— Start of MATERIAL PROVIDED —

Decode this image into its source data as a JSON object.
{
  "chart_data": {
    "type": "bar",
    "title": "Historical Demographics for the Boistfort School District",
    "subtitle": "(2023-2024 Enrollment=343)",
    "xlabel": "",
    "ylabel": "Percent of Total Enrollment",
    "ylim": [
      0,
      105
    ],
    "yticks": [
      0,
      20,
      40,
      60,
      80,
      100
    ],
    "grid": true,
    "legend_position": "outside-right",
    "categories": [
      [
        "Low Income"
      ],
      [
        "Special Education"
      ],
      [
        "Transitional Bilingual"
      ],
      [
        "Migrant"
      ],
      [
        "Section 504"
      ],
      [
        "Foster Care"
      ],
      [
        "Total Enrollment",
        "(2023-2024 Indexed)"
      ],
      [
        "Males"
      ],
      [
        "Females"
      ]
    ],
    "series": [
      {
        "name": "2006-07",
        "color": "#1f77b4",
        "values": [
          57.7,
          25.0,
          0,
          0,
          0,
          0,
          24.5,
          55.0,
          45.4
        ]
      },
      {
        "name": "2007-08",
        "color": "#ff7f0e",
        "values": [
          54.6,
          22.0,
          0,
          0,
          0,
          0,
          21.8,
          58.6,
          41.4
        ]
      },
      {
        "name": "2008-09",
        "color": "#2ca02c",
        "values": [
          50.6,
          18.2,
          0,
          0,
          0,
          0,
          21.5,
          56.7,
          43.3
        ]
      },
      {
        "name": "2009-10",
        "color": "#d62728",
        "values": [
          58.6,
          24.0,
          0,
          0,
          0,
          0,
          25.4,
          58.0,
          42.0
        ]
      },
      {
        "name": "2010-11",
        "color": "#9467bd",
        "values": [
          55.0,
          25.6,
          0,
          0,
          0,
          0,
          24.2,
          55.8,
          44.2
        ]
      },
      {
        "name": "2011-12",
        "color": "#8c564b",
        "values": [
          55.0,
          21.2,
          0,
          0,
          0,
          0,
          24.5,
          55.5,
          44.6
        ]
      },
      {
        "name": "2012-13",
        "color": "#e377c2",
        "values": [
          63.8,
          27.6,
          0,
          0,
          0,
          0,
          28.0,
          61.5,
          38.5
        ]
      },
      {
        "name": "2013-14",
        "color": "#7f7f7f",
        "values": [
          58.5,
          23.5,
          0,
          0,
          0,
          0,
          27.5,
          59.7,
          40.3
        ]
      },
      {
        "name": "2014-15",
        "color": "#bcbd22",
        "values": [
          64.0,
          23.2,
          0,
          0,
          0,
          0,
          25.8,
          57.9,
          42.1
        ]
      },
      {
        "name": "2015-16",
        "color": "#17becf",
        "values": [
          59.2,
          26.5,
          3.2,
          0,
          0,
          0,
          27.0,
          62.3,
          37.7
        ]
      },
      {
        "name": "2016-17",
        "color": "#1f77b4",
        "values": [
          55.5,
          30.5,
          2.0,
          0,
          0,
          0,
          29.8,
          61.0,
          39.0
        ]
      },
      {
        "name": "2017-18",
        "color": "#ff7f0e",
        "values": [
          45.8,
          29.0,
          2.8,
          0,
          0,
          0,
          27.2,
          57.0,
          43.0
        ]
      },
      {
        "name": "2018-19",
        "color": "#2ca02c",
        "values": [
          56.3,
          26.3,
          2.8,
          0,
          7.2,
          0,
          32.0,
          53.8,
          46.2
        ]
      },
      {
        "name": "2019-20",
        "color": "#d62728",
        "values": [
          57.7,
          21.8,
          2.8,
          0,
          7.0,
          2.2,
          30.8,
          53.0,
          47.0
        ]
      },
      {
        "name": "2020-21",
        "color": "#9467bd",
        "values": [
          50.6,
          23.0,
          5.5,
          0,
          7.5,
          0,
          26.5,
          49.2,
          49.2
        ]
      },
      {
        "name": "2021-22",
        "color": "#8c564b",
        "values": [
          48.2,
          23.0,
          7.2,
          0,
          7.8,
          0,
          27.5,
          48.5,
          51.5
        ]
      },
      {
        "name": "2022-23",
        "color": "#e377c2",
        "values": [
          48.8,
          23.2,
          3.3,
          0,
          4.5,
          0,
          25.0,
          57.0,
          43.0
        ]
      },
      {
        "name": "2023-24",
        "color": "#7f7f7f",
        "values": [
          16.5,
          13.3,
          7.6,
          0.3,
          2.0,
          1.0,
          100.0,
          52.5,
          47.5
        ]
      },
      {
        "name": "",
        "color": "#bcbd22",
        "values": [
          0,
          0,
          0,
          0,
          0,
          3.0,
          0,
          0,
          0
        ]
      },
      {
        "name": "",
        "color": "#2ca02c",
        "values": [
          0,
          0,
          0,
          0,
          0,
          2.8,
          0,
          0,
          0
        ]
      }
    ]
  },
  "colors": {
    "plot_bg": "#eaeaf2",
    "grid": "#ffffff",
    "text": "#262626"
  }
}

— End of MATERIAL PROVIDED —

DO THIS — Search the data for the string "Total". List each line that has it.

OUTPUT OF THE EXERCISE —
    "ylabel": "Percent of Total Enrollment",
        "Total Enrollment",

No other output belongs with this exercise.